• PROBLEM TO SOLVE:
Retype the material in full, keeping every word the same.

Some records
.....

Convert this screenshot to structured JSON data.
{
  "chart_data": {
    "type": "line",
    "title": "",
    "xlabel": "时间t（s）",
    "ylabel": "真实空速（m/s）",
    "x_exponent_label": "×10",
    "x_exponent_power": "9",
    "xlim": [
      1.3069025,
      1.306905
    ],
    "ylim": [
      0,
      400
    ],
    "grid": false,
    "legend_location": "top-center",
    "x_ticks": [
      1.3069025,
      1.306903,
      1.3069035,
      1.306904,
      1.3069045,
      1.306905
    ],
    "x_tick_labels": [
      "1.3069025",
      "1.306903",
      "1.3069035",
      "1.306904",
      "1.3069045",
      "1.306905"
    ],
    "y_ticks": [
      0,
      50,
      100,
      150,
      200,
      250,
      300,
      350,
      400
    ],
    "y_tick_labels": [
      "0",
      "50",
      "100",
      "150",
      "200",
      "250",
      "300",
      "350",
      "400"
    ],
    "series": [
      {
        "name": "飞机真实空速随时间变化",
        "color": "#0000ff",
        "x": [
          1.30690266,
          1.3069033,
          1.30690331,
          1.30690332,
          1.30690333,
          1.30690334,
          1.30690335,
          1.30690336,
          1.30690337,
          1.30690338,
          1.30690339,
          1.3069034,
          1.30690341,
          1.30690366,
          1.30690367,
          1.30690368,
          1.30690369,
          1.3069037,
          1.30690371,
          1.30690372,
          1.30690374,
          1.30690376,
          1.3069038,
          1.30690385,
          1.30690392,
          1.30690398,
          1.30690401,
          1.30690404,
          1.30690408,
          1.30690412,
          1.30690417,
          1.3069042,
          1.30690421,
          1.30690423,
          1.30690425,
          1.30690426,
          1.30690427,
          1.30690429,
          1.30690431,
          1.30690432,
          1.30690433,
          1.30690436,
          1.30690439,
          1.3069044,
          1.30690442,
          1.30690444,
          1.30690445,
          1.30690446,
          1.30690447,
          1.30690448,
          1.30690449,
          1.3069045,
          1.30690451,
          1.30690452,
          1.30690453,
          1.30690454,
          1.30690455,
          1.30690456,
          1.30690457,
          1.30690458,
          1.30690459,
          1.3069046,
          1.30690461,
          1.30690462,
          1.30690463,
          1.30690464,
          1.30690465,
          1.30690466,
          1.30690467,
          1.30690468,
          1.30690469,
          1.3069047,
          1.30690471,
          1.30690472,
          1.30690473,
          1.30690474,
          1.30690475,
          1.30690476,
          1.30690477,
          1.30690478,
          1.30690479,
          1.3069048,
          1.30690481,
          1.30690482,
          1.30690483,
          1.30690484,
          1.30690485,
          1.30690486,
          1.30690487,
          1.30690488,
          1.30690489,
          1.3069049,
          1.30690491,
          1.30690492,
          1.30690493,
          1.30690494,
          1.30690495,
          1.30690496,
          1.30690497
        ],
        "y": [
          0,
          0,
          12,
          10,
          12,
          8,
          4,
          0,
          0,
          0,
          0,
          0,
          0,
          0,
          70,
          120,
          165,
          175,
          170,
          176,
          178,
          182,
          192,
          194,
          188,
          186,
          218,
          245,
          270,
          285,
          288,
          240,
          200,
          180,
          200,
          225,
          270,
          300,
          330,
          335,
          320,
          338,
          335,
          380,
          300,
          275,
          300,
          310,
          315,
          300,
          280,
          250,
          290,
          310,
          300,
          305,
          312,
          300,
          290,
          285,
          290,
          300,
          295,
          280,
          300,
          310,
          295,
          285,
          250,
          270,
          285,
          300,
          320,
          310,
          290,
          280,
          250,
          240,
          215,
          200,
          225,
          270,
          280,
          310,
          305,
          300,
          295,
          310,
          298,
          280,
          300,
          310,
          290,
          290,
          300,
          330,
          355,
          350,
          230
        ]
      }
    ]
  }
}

.....

• EXERCISE ANSWER:
Convert this screenshot to structured JSON data.
{
  "chart_data": {
    "type": "line",
    "title": "",
    "xlabel": "时间t（s）",
    "ylabel": "真实空速（m/s）",
    "x_exponent_label": "×10",
    "x_exponent_power": "9",
    "xlim": [
      1.3069025,
      1.306905
    ],
    "ylim": [
      0,
      400
    ],
    "grid": false,
    "legend_location": "top-center",
    "x_ticks": [
      1.3069025,
      1.306903,
      1.3069035,
      1.306904,
      1.3069045,
      1.306905
    ],
    "x_tick_labels": [
      "1.3069025",
      "1.306903",
      "1.3069035",
      "1.306904",
      "1.3069045",
      "1.306905"
    ],
    "y_ticks": [
      0,
      50,
      100,
      150,
      200,
      250,
      300,
      350,
      400
    ],
    "y_tick_labels": [
      "0",
      "50",
      "100",
      "150",
      "200",
      "250",
      "300",
      "350",
      "400"
    ],
    "series": [
      {
        "name": "飞机真实空速随时间变化",
        "color": "#0000ff",
        "x": [
          1.30690266,
          1.3069033,
          1.30690331,
          1.30690332,
          1.30690333,
          1.30690334,
          1.30690335,
          1.30690336,
          1.30690337,
          1.30690338,
          1.30690339,
          1.3069034,
          1.30690341,
          1.30690366,
          1.30690367,
          1.30690368,
          1.30690369,
          1.3069037,
          1.30690371,
          1.30690372,
          1.30690374,
          1.30690376,
          1.3069038,
          1.30690385,
          1.30690392,
          1.30690398,
          1.30690401,
          1.30690404,
          1.30690408,
          1.30690412,
          1.30690417,
          1.3069042,
          1.30690421,
          1.30690423,
          1.30690425,
          1.30690426,
          1.30690427,
          1.30690429,
          1.30690431,
          1.30690432,
          1.30690433,
          1.30690436,
          1.30690439,
          1.3069044,
          1.30690442,
          1.30690444,
          1.30690445,
          1.30690446,
          1.30690447,
          1.30690448,
          1.30690449,
          1.3069045,
          1.30690451,
          1.30690452,
          1.30690453,
          1.30690454,
          1.30690455,
          1.30690456,
          1.30690457,
          1.30690458,
          1.30690459,
          1.3069046,
          1.30690461,
          1.30690462,
          1.30690463,
          1.30690464,
          1.30690465,
          1.30690466,
          1.30690467,
          1.30690468,
          1.30690469,
          1.3069047,
          1.30690471,
          1.30690472,
          1.30690473,
          1.30690474,
          1.30690475,
          1.30690476,
          1.30690477,
          1.30690478,
          1.30690479,
          1.3069048,
          1.30690481,
          1.30690482,
          1.30690483,
          1.30690484,
          1.30690485,
          1.30690486,
          1.30690487,
          1.30690488,
          1.30690489,
          1.3069049,
          1.30690491,
          1.30690492,
          1.30690493,
          1.30690494,
          1.30690495,
          1.30690496,
          1.30690497
        ],
        "y": [
          0,
          0,
          12,
          10,
          12,
          8,
          4,
          0,
          0,
          0,
          0,
          0,
          0,
          0,
          70,
          120,
          165,
          175,
          170,
          176,
          178,
          182,
          192,
          194,
          188,
          186,
          218,
          245,
          270,
          285,
          288,
          240,
          200,
          180,
          200,
          225,
          270,
          300,
          330,
          335,
          320,
          338,
          335,
          380,
          300,
          275,
          300,
          310,
          315,
          300,
          280,
          250,
          290,
          310,
          300,
          305,
          312,
          300,
          290,
          285,
          290,
          300,
          295,
          280,
          300,
          310,
          295,
          285,
          250,
          270,
          285,
          300,
          320,
          310,
          290,
          280,
          250,
          240,
          215,
          200,
          225,
          270,
          280,
          310,
          305,
          300,
          295,
          310,
          298,
          280,
          300,
          310,
          290,
          290,
          300,
          330,
          355,
          350,
          230
        ]
      }
    ]
  }
}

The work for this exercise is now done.